Find every line with the word "here" and give their count, nothing else.

BEGIN Input rows

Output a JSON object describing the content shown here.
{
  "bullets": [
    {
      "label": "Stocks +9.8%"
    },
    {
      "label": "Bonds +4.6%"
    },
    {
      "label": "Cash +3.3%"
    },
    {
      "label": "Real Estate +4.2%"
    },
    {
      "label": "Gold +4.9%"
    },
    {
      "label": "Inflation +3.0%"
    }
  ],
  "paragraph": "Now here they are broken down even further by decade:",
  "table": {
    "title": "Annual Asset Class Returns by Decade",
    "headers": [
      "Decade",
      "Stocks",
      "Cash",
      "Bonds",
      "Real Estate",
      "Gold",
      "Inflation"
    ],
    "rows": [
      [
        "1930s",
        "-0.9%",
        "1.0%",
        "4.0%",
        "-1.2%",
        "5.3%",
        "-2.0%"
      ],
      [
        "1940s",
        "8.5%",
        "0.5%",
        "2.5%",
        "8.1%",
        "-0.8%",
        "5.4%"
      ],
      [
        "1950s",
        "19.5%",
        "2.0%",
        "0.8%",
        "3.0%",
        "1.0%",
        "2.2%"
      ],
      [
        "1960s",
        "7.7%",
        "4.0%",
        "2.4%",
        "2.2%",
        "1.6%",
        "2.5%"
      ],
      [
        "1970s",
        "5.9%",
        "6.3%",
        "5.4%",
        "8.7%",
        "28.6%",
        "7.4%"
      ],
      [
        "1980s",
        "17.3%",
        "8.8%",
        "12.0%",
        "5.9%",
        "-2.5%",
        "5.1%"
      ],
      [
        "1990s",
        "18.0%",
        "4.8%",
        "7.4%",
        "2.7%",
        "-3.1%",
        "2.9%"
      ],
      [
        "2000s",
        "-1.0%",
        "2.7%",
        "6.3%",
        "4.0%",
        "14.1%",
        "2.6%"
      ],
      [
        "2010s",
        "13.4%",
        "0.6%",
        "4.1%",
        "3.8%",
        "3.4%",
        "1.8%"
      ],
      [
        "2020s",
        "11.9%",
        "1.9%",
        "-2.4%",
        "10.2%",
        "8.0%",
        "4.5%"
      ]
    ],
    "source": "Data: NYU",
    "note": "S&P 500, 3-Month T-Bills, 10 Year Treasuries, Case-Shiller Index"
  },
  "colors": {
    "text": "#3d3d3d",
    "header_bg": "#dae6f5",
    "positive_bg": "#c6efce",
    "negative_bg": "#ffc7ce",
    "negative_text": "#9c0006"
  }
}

END Input rows

■ In response
2